Work to be completed. Find each line in the records that contains the word "Admission" and copy those lines out in full.

Element placement data
──────────────────────────────

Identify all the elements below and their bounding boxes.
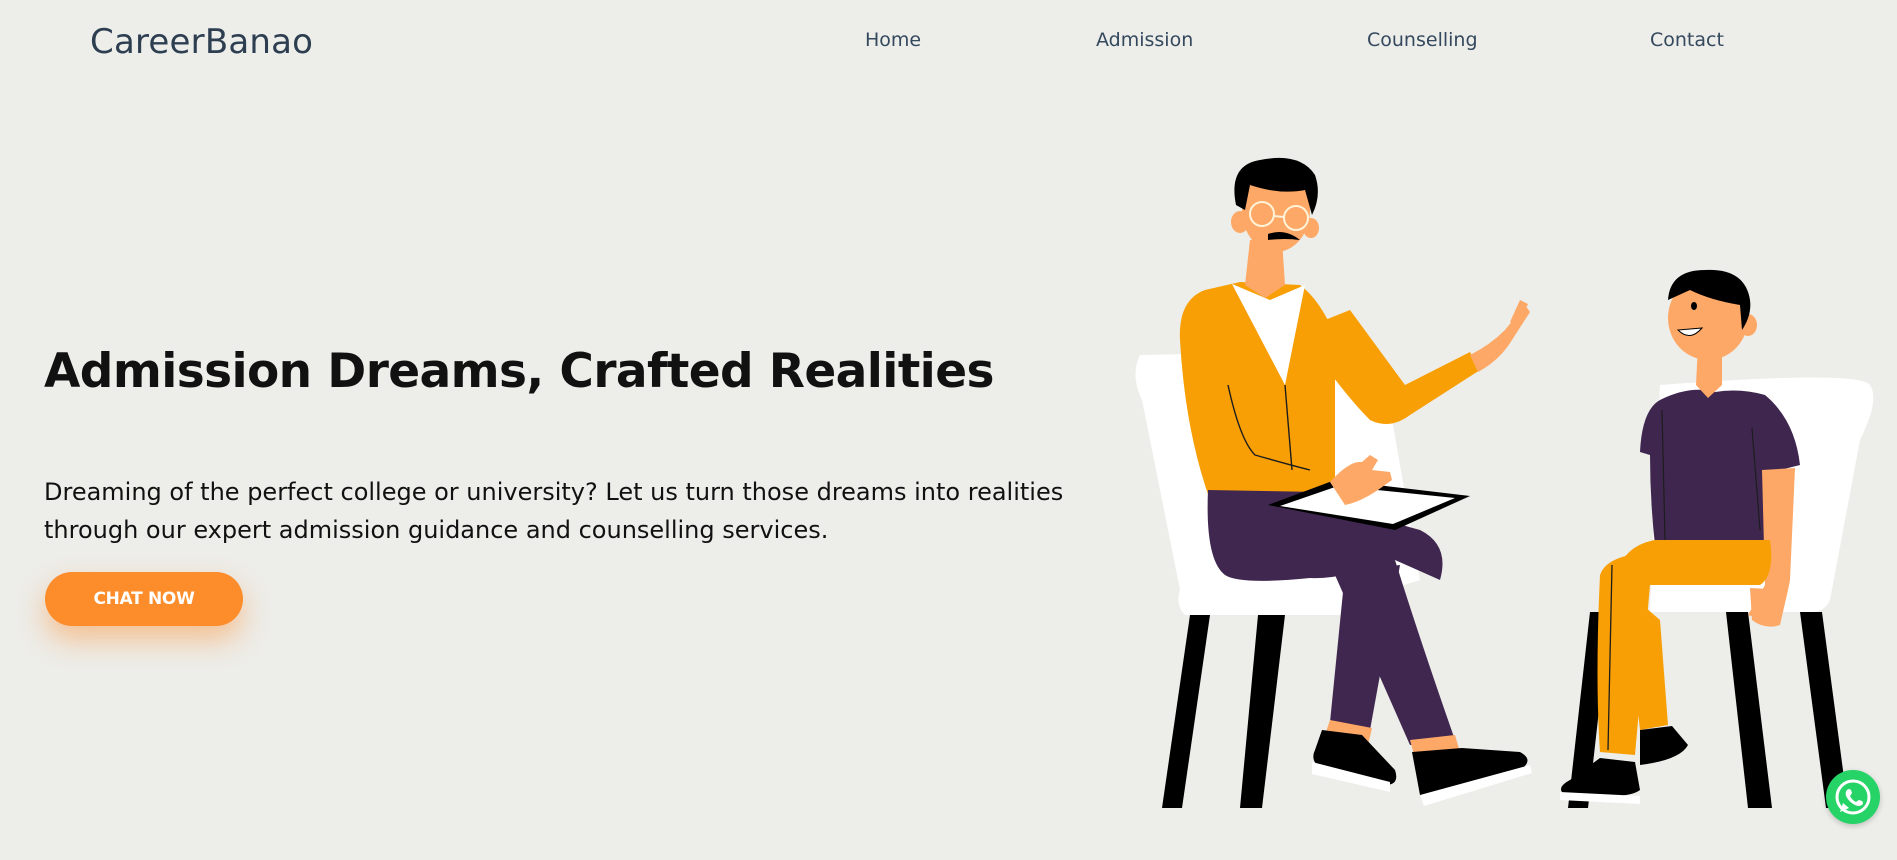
nav-link-admission[interactable]: Admission: [1096, 29, 1193, 51]
brand-logo[interactable]: CareerBanao: [90, 22, 313, 62]
whatsapp-icon: [1835, 779, 1871, 815]
whatsapp-chat-button[interactable]: [1826, 770, 1880, 824]
hero-title: Admission Dreams, Crafted Realities: [44, 344, 994, 399]
hero-description: Dreaming of the perfect college or unive…: [44, 478, 1064, 544]
nav-link-counselling[interactable]: Counselling: [1367, 29, 1478, 51]
nav-link-home[interactable]: Home: [865, 29, 921, 51]
chat-now-button[interactable]: CHAT NOW: [45, 572, 243, 626]
top-navigation-bar: CareerBanao Home Admission Counselling C…: [0, 0, 1897, 86]
nav-link-contact[interactable]: Contact: [1650, 29, 1724, 51]
counselling-illustration: [1120, 140, 1880, 825]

──────────────────────────────

Solution to the problem.
nav-link-admission[interactable]: Admission: [1096, 29, 1193, 51]
hero-title: Admission Dreams, Crafted Realities: [44, 344, 994, 399]
top-navigation-bar: CareerBanao Home Admission Counselling C…: [0, 0, 1897, 86]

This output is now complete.